======== Material provided
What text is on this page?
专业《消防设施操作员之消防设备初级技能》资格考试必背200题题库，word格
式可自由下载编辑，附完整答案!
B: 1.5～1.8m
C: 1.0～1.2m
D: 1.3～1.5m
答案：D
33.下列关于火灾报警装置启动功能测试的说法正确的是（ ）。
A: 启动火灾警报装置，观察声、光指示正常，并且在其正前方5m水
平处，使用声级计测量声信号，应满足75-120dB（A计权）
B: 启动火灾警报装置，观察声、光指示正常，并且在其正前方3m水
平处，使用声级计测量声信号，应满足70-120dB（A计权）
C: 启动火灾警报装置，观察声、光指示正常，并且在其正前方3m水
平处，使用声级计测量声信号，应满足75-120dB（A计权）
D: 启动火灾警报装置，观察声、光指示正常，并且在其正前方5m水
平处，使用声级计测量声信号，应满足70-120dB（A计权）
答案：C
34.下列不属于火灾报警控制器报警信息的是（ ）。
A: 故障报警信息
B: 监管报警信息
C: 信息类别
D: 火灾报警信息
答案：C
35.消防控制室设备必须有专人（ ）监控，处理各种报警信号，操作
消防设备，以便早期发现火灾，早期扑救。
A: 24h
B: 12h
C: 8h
================
What is being asked → Return the entries above exactly, each one complete.

Output of the task →
What text is on this page?
专业《消防设施操作员之消防设备初级技能》资格考试必背200题题库，word格
式可自由下载编辑，附完整答案!
B: 1.5～1.8m
C: 1.0～1.2m
D: 1.3～1.5m
答案：D
33.下列关于火灾报警装置启动功能测试的说法正确的是（ ）。
A: 启动火灾警报装置，观察声、光指示正常，并且在其正前方5m水
平处，使用声级计测量声信号，应满足75-120dB（A计权）
B: 启动火灾警报装置，观察声、光指示正常，并且在其正前方3m水
平处，使用声级计测量声信号，应满足70-120dB（A计权）
C: 启动火灾警报装置，观察声、光指示正常，并且在其正前方3m水
平处，使用声级计测量声信号，应满足75-120dB（A计权）
D: 启动火灾警报装置，观察声、光指示正常，并且在其正前方5m水
平处，使用声级计测量声信号，应满足70-120dB（A计权）
答案：C
34.下列不属于火灾报警控制器报警信息的是（ ）。
A: 故障报警信息
B: 监管报警信息
C: 信息类别
D: 火灾报警信息
答案：C
35.消防控制室设备必须有专人（ ）监控，处理各种报警信号，操作
消防设备，以便早期发现火灾，早期扑救。
A: 24h
B: 12h
C: 8h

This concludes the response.